_What needs to be done_:
Your task is to extract every line from the material below exactly.

==================================================

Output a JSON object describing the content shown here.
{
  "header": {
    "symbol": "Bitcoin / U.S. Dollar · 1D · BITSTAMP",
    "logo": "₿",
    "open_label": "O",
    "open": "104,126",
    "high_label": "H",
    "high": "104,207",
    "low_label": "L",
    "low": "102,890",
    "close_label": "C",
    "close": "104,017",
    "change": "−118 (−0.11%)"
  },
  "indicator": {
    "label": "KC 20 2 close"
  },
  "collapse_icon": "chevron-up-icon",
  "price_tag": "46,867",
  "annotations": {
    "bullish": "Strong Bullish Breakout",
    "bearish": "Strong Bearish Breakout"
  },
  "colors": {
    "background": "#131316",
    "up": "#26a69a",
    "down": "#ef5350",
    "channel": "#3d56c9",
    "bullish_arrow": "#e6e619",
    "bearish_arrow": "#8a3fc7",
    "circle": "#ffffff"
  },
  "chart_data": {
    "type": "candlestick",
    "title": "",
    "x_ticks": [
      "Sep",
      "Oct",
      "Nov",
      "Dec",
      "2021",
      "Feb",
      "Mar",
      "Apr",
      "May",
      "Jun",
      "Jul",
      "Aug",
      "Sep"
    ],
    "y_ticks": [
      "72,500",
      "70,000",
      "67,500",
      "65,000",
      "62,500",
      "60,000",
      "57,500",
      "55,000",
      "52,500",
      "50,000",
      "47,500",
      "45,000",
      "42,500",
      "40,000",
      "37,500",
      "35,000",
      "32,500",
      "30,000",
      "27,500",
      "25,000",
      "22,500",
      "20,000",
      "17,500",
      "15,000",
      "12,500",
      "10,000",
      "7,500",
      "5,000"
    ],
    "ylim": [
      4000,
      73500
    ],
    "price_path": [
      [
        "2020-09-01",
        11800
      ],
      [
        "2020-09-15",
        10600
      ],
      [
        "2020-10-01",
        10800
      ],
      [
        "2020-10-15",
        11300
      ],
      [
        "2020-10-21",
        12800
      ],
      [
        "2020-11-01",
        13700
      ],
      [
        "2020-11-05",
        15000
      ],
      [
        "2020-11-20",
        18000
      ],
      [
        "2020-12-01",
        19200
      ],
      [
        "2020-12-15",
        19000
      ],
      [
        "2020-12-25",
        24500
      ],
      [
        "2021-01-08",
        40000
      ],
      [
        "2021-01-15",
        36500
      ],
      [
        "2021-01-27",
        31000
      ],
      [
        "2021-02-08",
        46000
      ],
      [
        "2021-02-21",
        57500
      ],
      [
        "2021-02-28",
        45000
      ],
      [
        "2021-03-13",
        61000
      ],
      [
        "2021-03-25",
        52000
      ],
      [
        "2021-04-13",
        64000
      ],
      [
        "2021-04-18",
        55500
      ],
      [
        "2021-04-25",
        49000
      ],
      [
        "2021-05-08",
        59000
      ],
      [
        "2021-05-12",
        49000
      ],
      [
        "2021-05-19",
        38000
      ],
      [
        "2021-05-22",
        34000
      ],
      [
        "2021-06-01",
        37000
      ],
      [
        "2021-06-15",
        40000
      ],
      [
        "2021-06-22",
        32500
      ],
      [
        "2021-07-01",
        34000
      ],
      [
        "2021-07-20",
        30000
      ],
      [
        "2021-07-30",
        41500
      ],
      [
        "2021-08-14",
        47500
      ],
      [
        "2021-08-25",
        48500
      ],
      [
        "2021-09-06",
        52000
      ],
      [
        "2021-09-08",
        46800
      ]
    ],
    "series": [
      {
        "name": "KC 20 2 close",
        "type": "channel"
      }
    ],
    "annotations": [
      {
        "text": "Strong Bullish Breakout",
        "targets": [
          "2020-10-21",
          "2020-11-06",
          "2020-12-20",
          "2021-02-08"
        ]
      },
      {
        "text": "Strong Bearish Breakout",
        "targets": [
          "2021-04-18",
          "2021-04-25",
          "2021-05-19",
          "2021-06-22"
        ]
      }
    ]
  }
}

==================================================

_Solution for this problem_:
Output a JSON object describing the content shown here.
{
  "header": {
    "symbol": "Bitcoin / U.S. Dollar · 1D · BITSTAMP",
    "logo": "₿",
    "open_label": "O",
    "open": "104,126",
    "high_label": "H",
    "high": "104,207",
    "low_label": "L",
    "low": "102,890",
    "close_label": "C",
    "close": "104,017",
    "change": "−118 (−0.11%)"
  },
  "indicator": {
    "label": "KC 20 2 close"
  },
  "collapse_icon": "chevron-up-icon",
  "price_tag": "46,867",
  "annotations": {
    "bullish": "Strong Bullish Breakout",
    "bearish": "Strong Bearish Breakout"
  },
  "colors": {
    "background": "#131316",
    "up": "#26a69a",
    "down": "#ef5350",
    "channel": "#3d56c9",
    "bullish_arrow": "#e6e619",
    "bearish_arrow": "#8a3fc7",
    "circle": "#ffffff"
  },
  "chart_data": {
    "type": "candlestick",
    "title": "",
    "x_ticks": [
      "Sep",
      "Oct",
      "Nov",
      "Dec",
      "2021",
      "Feb",
      "Mar",
      "Apr",
      "May",
      "Jun",
      "Jul",
      "Aug",
      "Sep"
    ],
    "y_ticks": [
      "72,500",
      "70,000",
      "67,500",
      "65,000",
      "62,500",
      "60,000",
      "57,500",
      "55,000",
      "52,500",
      "50,000",
      "47,500",
      "45,000",
      "42,500",
      "40,000",
      "37,500",
      "35,000",
      "32,500",
      "30,000",
      "27,500",
      "25,000",
      "22,500",
      "20,000",
      "17,500",
      "15,000",
      "12,500",
      "10,000",
      "7,500",
      "5,000"
    ],
    "ylim": [
      4000,
      73500
    ],
    "price_path": [
      [
        "2020-09-01",
        11800
      ],
      [
        "2020-09-15",
        10600
      ],
      [
        "2020-10-01",
        10800
      ],
      [
        "2020-10-15",
        11300
      ],
      [
        "2020-10-21",
        12800
      ],
      [
        "2020-11-01",
        13700
      ],
      [
        "2020-11-05",
        15000
      ],
      [
        "2020-11-20",
        18000
      ],
      [
        "2020-12-01",
        19200
      ],
      [
        "2020-12-15",
        19000
      ],
      [
        "2020-12-25",
        24500
      ],
      [
        "2021-01-08",
        40000
      ],
      [
        "2021-01-15",
        36500
      ],
      [
        "2021-01-27",
        31000
      ],
      [
        "2021-02-08",
        46000
      ],
      [
        "2021-02-21",
        57500
      ],
      [
        "2021-02-28",
        45000
      ],
      [
        "2021-03-13",
        61000
      ],
      [
        "2021-03-25",
        52000
      ],
      [
        "2021-04-13",
        64000
      ],
      [
        "2021-04-18",
        55500
      ],
      [
        "2021-04-25",
        49000
      ],
      [
        "2021-05-08",
        59000
      ],
      [
        "2021-05-12",
        49000
      ],
      [
        "2021-05-19",
        38000
      ],
      [
        "2021-05-22",
        34000
      ],
      [
        "2021-06-01",
        37000
      ],
      [
        "2021-06-15",
        40000
      ],
      [
        "2021-06-22",
        32500
      ],
      [
        "2021-07-01",
        34000
      ],
      [
        "2021-07-20",
        30000
      ],
      [
        "2021-07-30",
        41500
      ],
      [
        "2021-08-14",
        47500
      ],
      [
        "2021-08-25",
        48500
      ],
      [
        "2021-09-06",
        52000
      ],
      [
        "2021-09-08",
        46800
      ]
    ],
    "series": [
      {
        "name": "KC 20 2 close",
        "type": "channel"
      }
    ],
    "annotations": [
      {
        "text": "Strong Bullish Breakout",
        "targets": [
          "2020-10-21",
          "2020-11-06",
          "2020-12-20",
          "2021-02-08"
        ]
      },
      {
        "text": "Strong Bearish Breakout",
        "targets": [
          "2021-04-18",
          "2021-04-25",
          "2021-05-19",
          "2021-06-22"
        ]
      }
    ]
  }
}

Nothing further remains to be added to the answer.